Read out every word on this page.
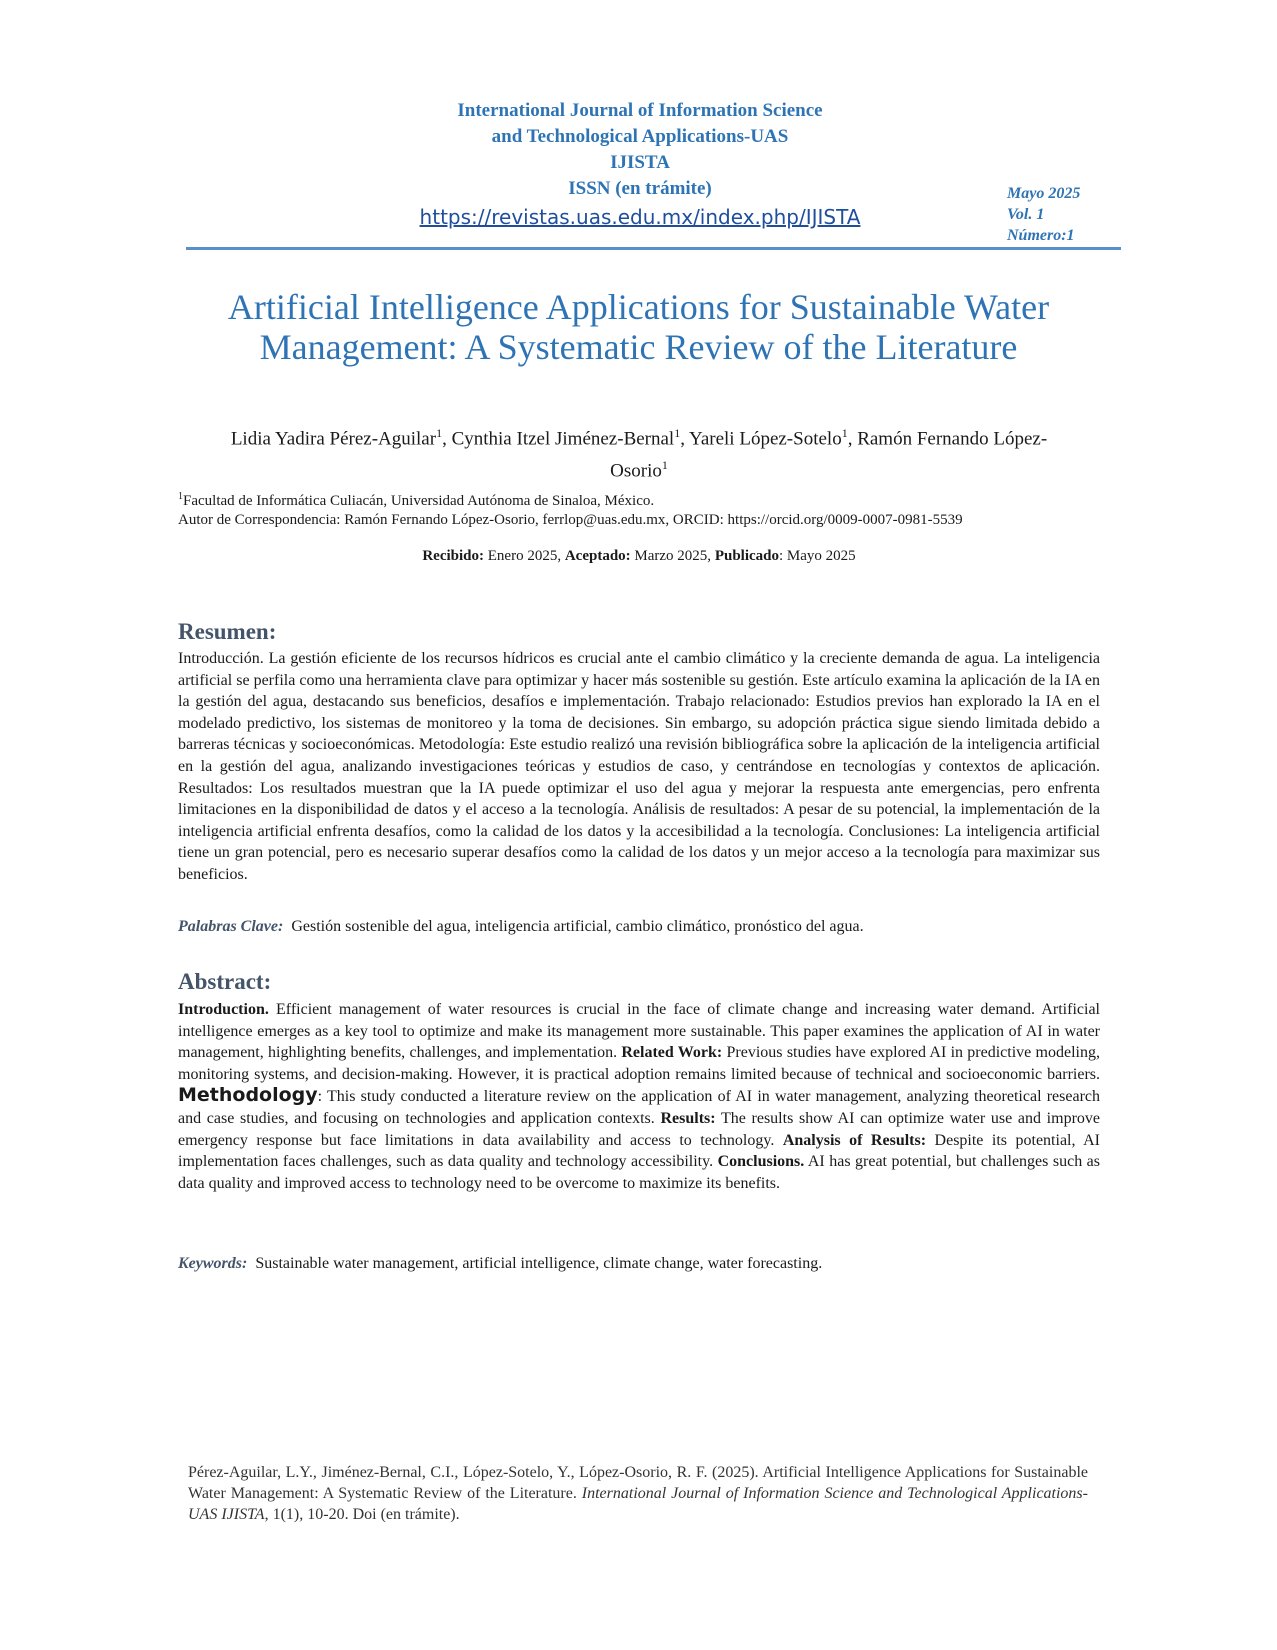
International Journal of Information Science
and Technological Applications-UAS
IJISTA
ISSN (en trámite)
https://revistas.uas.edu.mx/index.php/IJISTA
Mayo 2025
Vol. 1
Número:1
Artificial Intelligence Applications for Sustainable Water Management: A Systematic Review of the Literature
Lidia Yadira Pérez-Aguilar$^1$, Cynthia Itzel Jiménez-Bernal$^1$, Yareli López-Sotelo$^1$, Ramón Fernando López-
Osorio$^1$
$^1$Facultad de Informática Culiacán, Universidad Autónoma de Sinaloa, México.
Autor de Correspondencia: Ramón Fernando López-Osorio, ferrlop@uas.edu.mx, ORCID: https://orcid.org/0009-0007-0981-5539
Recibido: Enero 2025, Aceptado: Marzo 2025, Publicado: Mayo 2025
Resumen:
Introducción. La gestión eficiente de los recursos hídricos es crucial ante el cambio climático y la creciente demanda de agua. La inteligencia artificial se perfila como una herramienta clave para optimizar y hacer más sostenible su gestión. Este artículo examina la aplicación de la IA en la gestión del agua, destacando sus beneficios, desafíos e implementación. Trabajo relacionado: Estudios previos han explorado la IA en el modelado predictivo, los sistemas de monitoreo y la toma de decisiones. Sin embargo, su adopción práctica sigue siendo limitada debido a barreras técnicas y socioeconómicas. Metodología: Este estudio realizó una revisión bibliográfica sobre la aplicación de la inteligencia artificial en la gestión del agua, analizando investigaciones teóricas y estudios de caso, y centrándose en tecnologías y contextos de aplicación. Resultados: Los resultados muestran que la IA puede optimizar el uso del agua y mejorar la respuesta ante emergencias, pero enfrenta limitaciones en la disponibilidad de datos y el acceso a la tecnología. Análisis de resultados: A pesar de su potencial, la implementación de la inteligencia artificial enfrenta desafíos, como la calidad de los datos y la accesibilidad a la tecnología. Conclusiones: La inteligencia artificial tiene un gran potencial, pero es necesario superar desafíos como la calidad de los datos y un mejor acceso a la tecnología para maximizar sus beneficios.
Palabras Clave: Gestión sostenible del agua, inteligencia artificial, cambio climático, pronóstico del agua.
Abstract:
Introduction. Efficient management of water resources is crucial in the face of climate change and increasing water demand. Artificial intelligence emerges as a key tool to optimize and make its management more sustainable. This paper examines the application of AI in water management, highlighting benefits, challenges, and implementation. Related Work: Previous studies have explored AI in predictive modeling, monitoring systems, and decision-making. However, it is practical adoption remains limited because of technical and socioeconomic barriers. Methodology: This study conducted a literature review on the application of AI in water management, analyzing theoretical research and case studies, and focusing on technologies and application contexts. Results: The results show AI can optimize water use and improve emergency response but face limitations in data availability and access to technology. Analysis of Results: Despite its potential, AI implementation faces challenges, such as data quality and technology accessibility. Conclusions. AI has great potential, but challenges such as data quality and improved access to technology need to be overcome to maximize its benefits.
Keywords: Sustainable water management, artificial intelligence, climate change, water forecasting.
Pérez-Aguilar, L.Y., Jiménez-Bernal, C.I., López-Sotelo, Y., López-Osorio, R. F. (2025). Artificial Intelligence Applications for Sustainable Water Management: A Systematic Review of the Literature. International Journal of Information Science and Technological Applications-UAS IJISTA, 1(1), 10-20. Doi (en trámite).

__Aim of the exercise__
Each record must be quoted in full and exactly. Do not include the pictures.

__Worked answer__
Read out every word on this page.
International Journal of Information Science
and Technological Applications-UAS
IJISTA
ISSN (en trámite)
https://revistas.uas.edu.mx/index.php/IJISTA
Mayo 2025
Vol. 1
Número:1
Artificial Intelligence Applications for Sustainable Water Management: A Systematic Review of the Literature
Lidia Yadira Pérez-Aguilar$^1$, Cynthia Itzel Jiménez-Bernal$^1$, Yareli López-Sotelo$^1$, Ramón Fernando López-
Osorio$^1$
$^1$Facultad de Informática Culiacán, Universidad Autónoma de Sinaloa, México.
Autor de Correspondencia: Ramón Fernando López-Osorio, ferrlop@uas.edu.mx, ORCID: https://orcid.org/0009-0007-0981-5539
Recibido: Enero 2025, Aceptado: Marzo 2025, Publicado: Mayo 2025
Resumen:
Introducción. La gestión eficiente de los recursos hídricos es crucial ante el cambio climático y la creciente demanda de agua. La inteligencia artificial se perfila como una herramienta clave para optimizar y hacer más sostenible su gestión. Este artículo examina la aplicación de la IA en la gestión del agua, destacando sus beneficios, desafíos e implementación. Trabajo relacionado: Estudios previos han explorado la IA en el modelado predictivo, los sistemas de monitoreo y la toma de decisiones. Sin embargo, su adopción práctica sigue siendo limitada debido a barreras técnicas y socioeconómicas. Metodología: Este estudio realizó una revisión bibliográfica sobre la aplicación de la inteligencia artificial en la gestión del agua, analizando investigaciones teóricas y estudios de caso, y centrándose en tecnologías y contextos de aplicación. Resultados: Los resultados muestran que la IA puede optimizar el uso del agua y mejorar la respuesta ante emergencias, pero enfrenta limitaciones en la disponibilidad de datos y el acceso a la tecnología. Análisis de resultados: A pesar de su potencial, la implementación de la inteligencia artificial enfrenta desafíos, como la calidad de los datos y la accesibilidad a la tecnología. Conclusiones: La inteligencia artificial tiene un gran potencial, pero es necesario superar desafíos como la calidad de los datos y un mejor acceso a la tecnología para maximizar sus beneficios.
Palabras Clave: Gestión sostenible del agua, inteligencia artificial, cambio climático, pronóstico del agua.
Abstract:
Introduction. Efficient management of water resources is crucial in the face of climate change and increasing water demand. Artificial intelligence emerges as a key tool to optimize and make its management more sustainable. This paper examines the application of AI in water management, highlighting benefits, challenges, and implementation. Related Work: Previous studies have explored AI in predictive modeling, monitoring systems, and decision-making. However, it is practical adoption remains limited because of technical and socioeconomic barriers. Methodology: This study conducted a literature review on the application of AI in water management, analyzing theoretical research and case studies, and focusing on technologies and application contexts. Results: The results show AI can optimize water use and improve emergency response but face limitations in data availability and access to technology. Analysis of Results: Despite its potential, AI implementation faces challenges, such as data quality and technology accessibility. Conclusions. AI has great potential, but challenges such as data quality and improved access to technology need to be overcome to maximize its benefits.
Keywords: Sustainable water management, artificial intelligence, climate change, water forecasting.
Pérez-Aguilar, L.Y., Jiménez-Bernal, C.I., López-Sotelo, Y., López-Osorio, R. F. (2025). Artificial Intelligence Applications for Sustainable Water Management: A Systematic Review of the Literature. International Journal of Information Science and Technological Applications-UAS IJISTA, 1(1), 10-20. Doi (en trámite).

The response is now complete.